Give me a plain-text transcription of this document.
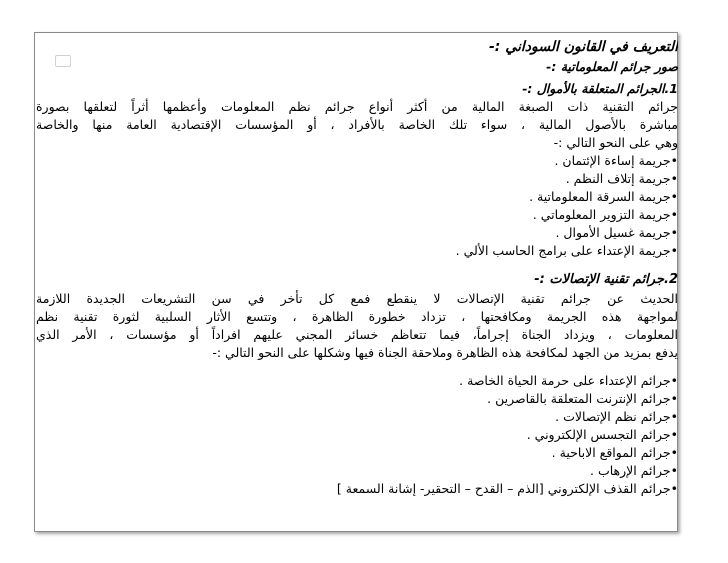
التعريف في القانون السوداني :-
صور جرائم المعلوماتية :-
1.الجرائم المتعلقة بالأموال :-
جرائم التقنية ذات الصبغة المالية من أكثر أنواع جرائم نظم المعلومات وأعظمها أثراً لتعلقها بصورة
مباشرة بالأصول المالية ، سواء تلك الخاصة بالأفراد ، أو المؤسسات الإقتصادية العامة منها والخاصة
وهي على النحو التالي :-
•جريمة إساءة الإئتمان .
•جريمة إتلاف النظم .
•جريمة السرقة المعلوماتية .
•جريمة التزوير المعلوماتي .
•جريمة غسيل الأموال .
•جريمة الإعتداء على برامج الحاسب الألي .
2.جرائم تقنية الإتصالات :-
الحديث عن جرائم تقنية الإتصالات لا ينقطع فمع كل تأخر في سن التشريعات الجديدة اللازمة
لمواجهة هذه الجريمة ومكافحتها ، تزداد خطورة الظاهرة ، وتتسع الأثار السلبية لثورة تقنية نظم
المعلومات ، ويزداد الجناة إجراماً، فيما تتعاظم خسائر المجني عليهم افراداً أو مؤسسات ، الأمر الذي
يدفع بمزيد من الجهد لمكافحة هذه الظاهرة وملاحقة الجناة فيها وشكلها على النحو التالي :-
•جرائم الإعتداء على حرمة الحياة الخاصة .
•جرائم الإنترنت المتعلقة بالقاصرين .
•جرائم نظم الإتصالات .
•جرائم التجسس الإلكتروني .
•جرائم المواقع الاباحية .
•جرائم الإرهاب .
•جرائم القذف الإلكتروني [الذم – القدح – التحقير- إشانة السمعة ]
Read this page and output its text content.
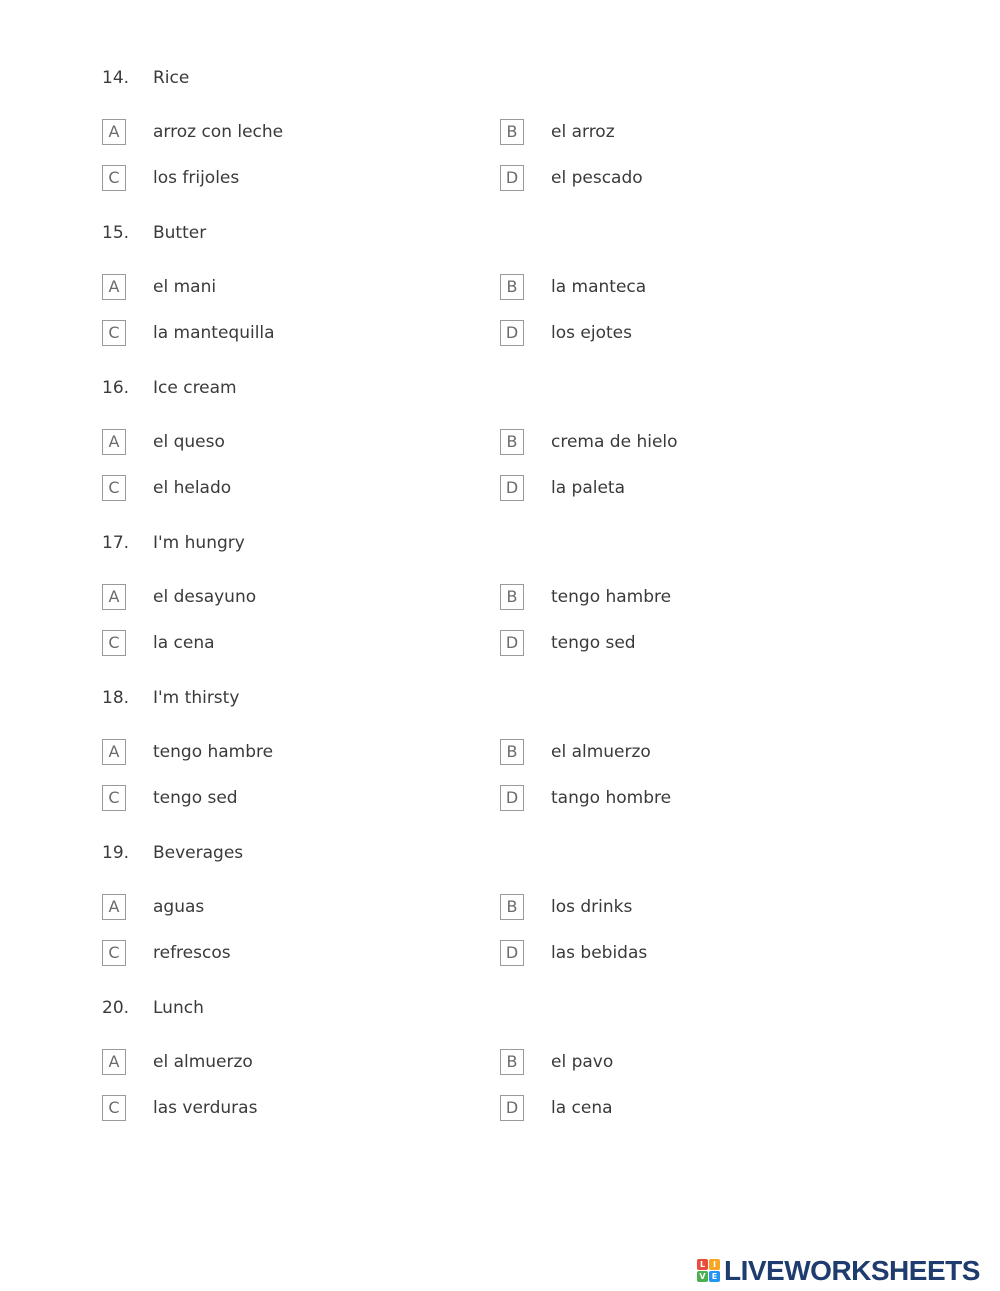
14.	Rice
A	arroz con leche	B	el arroz
C	los frijoles	D	el pescado
15.	Butter
A	el mani	B	la manteca
C	la mantequilla	D	los ejotes
16.	Ice cream
A	el queso	B	crema de hielo
C	el helado	D	la paleta
17.	I'm hungry
A	el desayuno	B	tengo hambre
C	la cena	D	tengo sed
18.	I'm thirsty
A	tengo hambre	B	el almuerzo
C	tengo sed	D	tango hombre
19.	Beverages
A	aguas	B	los drinks
C	refrescos	D	las bebidas
20.	Lunch
A	el almuerzo	B	el pavo
C	las verduras	D	la cena
L I
V E LIVEWORKSHEETS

________________

**What you have to do**.
Check each line of the records above for "المالية", and copy those that have it.

**Response to the task**.
جرائم التقنية ذات الصبغة المالية من أكثر أنواع جرائم نظم المعلومات وأعظمها أثراً لتعلقها بصورة
مباشرة بالأصول المالية ، سواء تلك الخاصة بالأفراد ، أو المؤسسات الإقتصادية العامة منها والخاصة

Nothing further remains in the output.